Dataset records
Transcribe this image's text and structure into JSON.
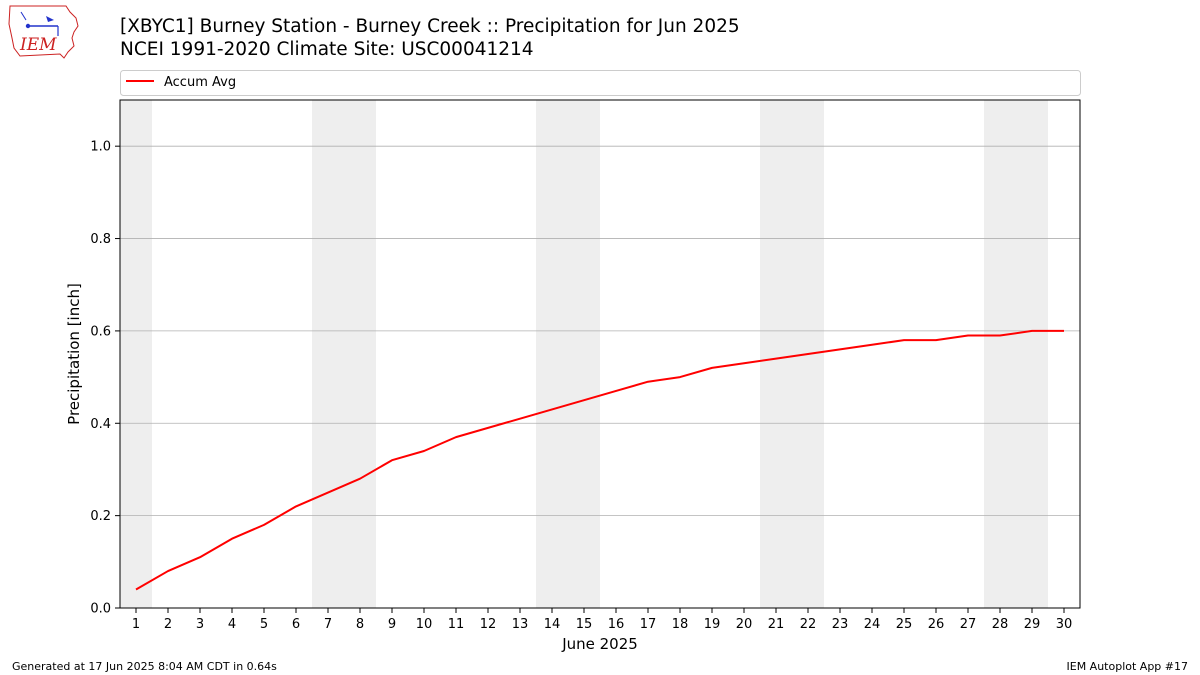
{
  "header": {
    "title_line1": "[XBYC1] Burney Station - Burney Creek :: Precipitation for Jun 2025",
    "title_line2": "NCEI 1991-2020 Climate Site: USC00041214",
    "logo_text": "IEM"
  },
  "footer": {
    "generated": "Generated at 17 Jun 2025 8:04 AM CDT in 0.64s",
    "app": "IEM Autoplot App #17"
  },
  "colors": {
    "line": "#ff0000",
    "weekend_band": "#eeeeee",
    "grid": "#b0b0b0",
    "logo": "#cc2222"
  },
  "chart_data": {
    "type": "line",
    "xlabel": "June 2025",
    "ylabel": "Precipitation [inch]",
    "xlim": [
      0.5,
      30.5
    ],
    "ylim": [
      0,
      1.1
    ],
    "x_ticks": [
      1,
      2,
      3,
      4,
      5,
      6,
      7,
      8,
      9,
      10,
      11,
      12,
      13,
      14,
      15,
      16,
      17,
      18,
      19,
      20,
      21,
      22,
      23,
      24,
      25,
      26,
      27,
      28,
      29,
      30
    ],
    "y_ticks": [
      0.0,
      0.2,
      0.4,
      0.6,
      0.8,
      1.0
    ],
    "y_tick_labels": [
      "0.0",
      "0.2",
      "0.4",
      "0.6",
      "0.8",
      "1.0"
    ],
    "grid": "horizontal",
    "legend_position": "top, above plot",
    "weekend_days": [
      1,
      7,
      8,
      14,
      15,
      21,
      22,
      28,
      29
    ],
    "series": [
      {
        "name": "Accum Avg",
        "color": "#ff0000",
        "x": [
          1,
          2,
          3,
          4,
          5,
          6,
          7,
          8,
          9,
          10,
          11,
          12,
          13,
          14,
          15,
          16,
          17,
          18,
          19,
          20,
          21,
          22,
          23,
          24,
          25,
          26,
          27,
          28,
          29,
          30
        ],
        "values": [
          0.04,
          0.08,
          0.11,
          0.15,
          0.18,
          0.22,
          0.25,
          0.28,
          0.32,
          0.34,
          0.37,
          0.39,
          0.41,
          0.43,
          0.45,
          0.47,
          0.49,
          0.5,
          0.52,
          0.53,
          0.54,
          0.55,
          0.56,
          0.57,
          0.58,
          0.58,
          0.59,
          0.59,
          0.6,
          0.6
        ]
      }
    ]
  }
}
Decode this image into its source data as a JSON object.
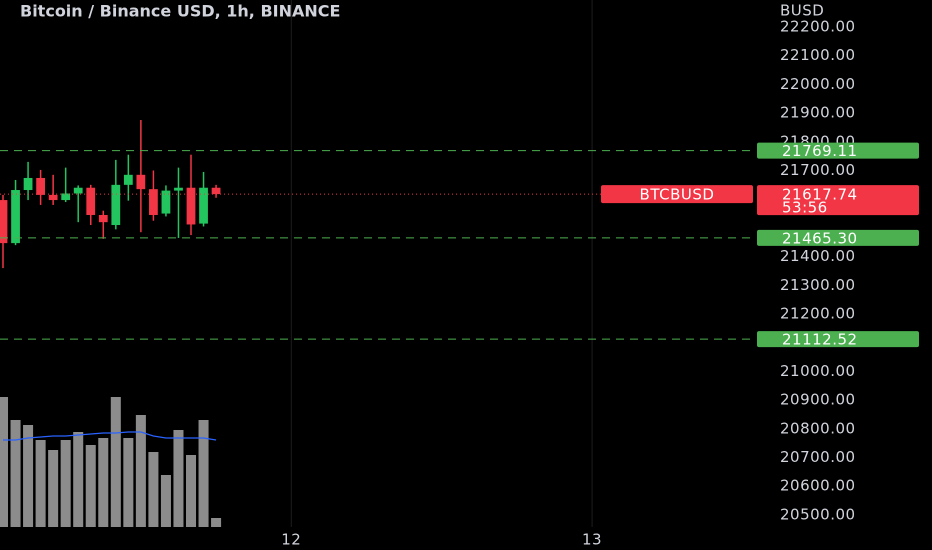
{
  "chart_data": {
    "type": "candlestick",
    "title": "Bitcoin / Binance USD, 1h, BINANCE",
    "currency": "BUSD",
    "x": [
      0,
      1,
      2,
      3,
      4,
      5,
      6,
      7,
      8,
      9,
      10,
      11,
      12,
      13,
      14,
      15,
      16,
      17
    ],
    "open": [
      21597,
      21447,
      21632,
      21674,
      21615,
      21597,
      21620,
      21640,
      21545,
      21510,
      21650,
      21685,
      21635,
      21550,
      21630,
      21640,
      21515,
      21640
    ],
    "high": [
      21615,
      21667,
      21730,
      21702,
      21685,
      21710,
      21648,
      21650,
      21560,
      21737,
      21755,
      21876,
      21700,
      21648,
      21710,
      21755,
      21695,
      21650
    ],
    "low": [
      21360,
      21440,
      21597,
      21580,
      21580,
      21590,
      21520,
      21510,
      21462,
      21495,
      21595,
      21485,
      21525,
      21540,
      21465,
      21475,
      21505,
      21605
    ],
    "close": [
      21447,
      21632,
      21674,
      21615,
      21597,
      21620,
      21640,
      21545,
      21520,
      21650,
      21685,
      21635,
      21545,
      21630,
      21640,
      21512,
      21640,
      21617.74
    ],
    "up_color": "#22c55e",
    "down_color": "#f23645",
    "volume": [
      130,
      107,
      102,
      87,
      77,
      87,
      95,
      82,
      89,
      130,
      89,
      112,
      75,
      52,
      97,
      72,
      107,
      9
    ],
    "volume_ma": [
      87,
      87,
      89,
      90,
      91,
      91,
      92,
      93,
      94,
      94,
      95,
      95,
      91,
      89,
      89,
      89,
      89,
      87
    ],
    "volume_color": "#8c8c8c",
    "volume_ma_color": "#2962ff",
    "volume_lim": [
      0,
      240
    ],
    "xlim": [
      -0.24,
      60
    ],
    "xticks": [
      {
        "value": 23,
        "label": "12"
      },
      {
        "value": 47,
        "label": "13"
      }
    ],
    "ylim": [
      20458,
      22294
    ],
    "yticks": [
      {
        "value": 22200,
        "label": "22200.00"
      },
      {
        "value": 22100,
        "label": "22100.00"
      },
      {
        "value": 22000,
        "label": "22000.00"
      },
      {
        "value": 21900,
        "label": "21900.00"
      },
      {
        "value": 21800,
        "label": "21800.00"
      },
      {
        "value": 21700,
        "label": "21700.00"
      },
      {
        "value": 21400,
        "label": "21400.00"
      },
      {
        "value": 21300,
        "label": "21300.00"
      },
      {
        "value": 21200,
        "label": "21200.00"
      },
      {
        "value": 21000,
        "label": "21000.00"
      },
      {
        "value": 20900,
        "label": "20900.00"
      },
      {
        "value": 20800,
        "label": "20800.00"
      },
      {
        "value": 20700,
        "label": "20700.00"
      },
      {
        "value": 20600,
        "label": "20600.00"
      },
      {
        "value": 20500,
        "label": "20500.00"
      }
    ],
    "grid": "vertical",
    "levels": {
      "values": [
        21769.11,
        21465.3,
        21112.52
      ],
      "value_labels": [
        "21769.11",
        "21465.30",
        "21112.52"
      ],
      "color": "#4caf50"
    },
    "last": {
      "name": "BTCBUSD",
      "value": 21617.74,
      "countdown": "53:56",
      "color": "#f23645"
    }
  }
}
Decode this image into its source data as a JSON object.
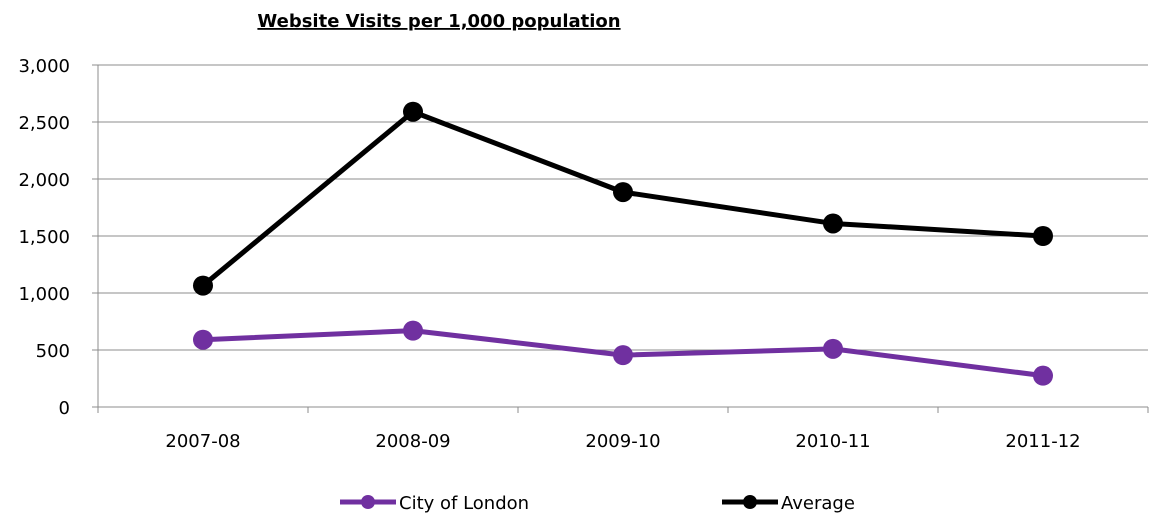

• WHAT IS BEING ASKED
Every record above should be written out again without change, except that the pictures are left out.

• TASK RESPONSE
Transcribe this image's text and structure into JSON.
{
  "header": {
    "title_line1": "[XBYC1] Burney Station - Burney Creek :: Precipitation for Jun 2025",
    "title_line2": "NCEI 1991-2020 Climate Site: USC00041214",
    "logo_text": "IEM"
  },
  "footer": {
    "generated": "Generated at 17 Jun 2025 8:04 AM CDT in 0.64s",
    "app": "IEM Autoplot App #17"
  },
  "colors": {
    "line": "#ff0000",
    "weekend_band": "#eeeeee",
    "grid": "#b0b0b0",
    "logo": "#cc2222"
  },
  "chart_data": {
    "type": "line",
    "xlabel": "June 2025",
    "ylabel": "Precipitation [inch]",
    "xlim": [
      0.5,
      30.5
    ],
    "ylim": [
      0,
      1.1
    ],
    "x_ticks": [
      1,
      2,
      3,
      4,
      5,
      6,
      7,
      8,
      9,
      10,
      11,
      12,
      13,
      14,
      15,
      16,
      17,
      18,
      19,
      20,
      21,
      22,
      23,
      24,
      25,
      26,
      27,
      28,
      29,
      30
    ],
    "y_ticks": [
      0.0,
      0.2,
      0.4,
      0.6,
      0.8,
      1.0
    ],
    "y_tick_labels": [
      "0.0",
      "0.2",
      "0.4",
      "0.6",
      "0.8",
      "1.0"
    ],
    "grid": "horizontal",
    "legend_position": "top, above plot",
    "weekend_days": [
      1,
      7,
      8,
      14,
      15,
      21,
      22,
      28,
      29
    ],
    "series": [
      {
        "name": "Accum Avg",
        "color": "#ff0000",
        "x": [
          1,
          2,
          3,
          4,
          5,
          6,
          7,
          8,
          9,
          10,
          11,
          12,
          13,
          14,
          15,
          16,
          17,
          18,
          19,
          20,
          21,
          22,
          23,
          24,
          25,
          26,
          27,
          28,
          29,
          30
        ],
        "values": [
          0.04,
          0.08,
          0.11,
          0.15,
          0.18,
          0.22,
          0.25,
          0.28,
          0.32,
          0.34,
          0.37,
          0.39,
          0.41,
          0.43,
          0.45,
          0.47,
          0.49,
          0.5,
          0.52,
          0.53,
          0.54,
          0.55,
          0.56,
          0.57,
          0.58,
          0.58,
          0.59,
          0.59,
          0.6,
          0.6
        ]
      }
    ]
  }
}
Decode this image into its source data as a JSON object.
{
  "chart_data": {
    "type": "candlestick",
    "title": "Bitcoin / Binance USD, 1h, BINANCE",
    "currency": "BUSD",
    "x": [
      0,
      1,
      2,
      3,
      4,
      5,
      6,
      7,
      8,
      9,
      10,
      11,
      12,
      13,
      14,
      15,
      16,
      17
    ],
    "open": [
      21597,
      21447,
      21632,
      21674,
      21615,
      21597,
      21620,
      21640,
      21545,
      21510,
      21650,
      21685,
      21635,
      21550,
      21630,
      21640,
      21515,
      21640
    ],
    "high": [
      21615,
      21667,
      21730,
      21702,
      21685,
      21710,
      21648,
      21650,
      21560,
      21737,
      21755,
      21876,
      21700,
      21648,
      21710,
      21755,
      21695,
      21650
    ],
    "low": [
      21360,
      21440,
      21597,
      21580,
      21580,
      21590,
      21520,
      21510,
      21462,
      21495,
      21595,
      21485,
      21525,
      21540,
      21465,
      21475,
      21505,
      21605
    ],
    "close": [
      21447,
      21632,
      21674,
      21615,
      21597,
      21620,
      21640,
      21545,
      21520,
      21650,
      21685,
      21635,
      21545,
      21630,
      21640,
      21512,
      21640,
      21617.74
    ],
    "up_color": "#22c55e",
    "down_color": "#f23645",
    "volume": [
      130,
      107,
      102,
      87,
      77,
      87,
      95,
      82,
      89,
      130,
      89,
      112,
      75,
      52,
      97,
      72,
      107,
      9
    ],
    "volume_ma": [
      87,
      87,
      89,
      90,
      91,
      91,
      92,
      93,
      94,
      94,
      95,
      95,
      91,
      89,
      89,
      89,
      89,
      87
    ],
    "volume_color": "#8c8c8c",
    "volume_ma_color": "#2962ff",
    "volume_lim": [
      0,
      240
    ],
    "xlim": [
      -0.24,
      60
    ],
    "xticks": [
      {
        "value": 23,
        "label": "12"
      },
      {
        "value": 47,
        "label": "13"
      }
    ],
    "ylim": [
      20458,
      22294
    ],
    "yticks": [
      {
        "value": 22200,
        "label": "22200.00"
      },
      {
        "value": 22100,
        "label": "22100.00"
      },
      {
        "value": 22000,
        "label": "22000.00"
      },
      {
        "value": 21900,
        "label": "21900.00"
      },
      {
        "value": 21800,
        "label": "21800.00"
      },
      {
        "value": 21700,
        "label": "21700.00"
      },
      {
        "value": 21400,
        "label": "21400.00"
      },
      {
        "value": 21300,
        "label": "21300.00"
      },
      {
        "value": 21200,
        "label": "21200.00"
      },
      {
        "value": 21000,
        "label": "21000.00"
      },
      {
        "value": 20900,
        "label": "20900.00"
      },
      {
        "value": 20800,
        "label": "20800.00"
      },
      {
        "value": 20700,
        "label": "20700.00"
      },
      {
        "value": 20600,
        "label": "20600.00"
      },
      {
        "value": 20500,
        "label": "20500.00"
      }
    ],
    "grid": "vertical",
    "levels": {
      "values": [
        21769.11,
        21465.3,
        21112.52
      ],
      "value_labels": [
        "21769.11",
        "21465.30",
        "21112.52"
      ],
      "color": "#4caf50"
    },
    "last": {
      "name": "BTCBUSD",
      "value": 21617.74,
      "countdown": "53:56",
      "color": "#f23645"
    }
  }
}
Decode this image into its source data as a JSON object.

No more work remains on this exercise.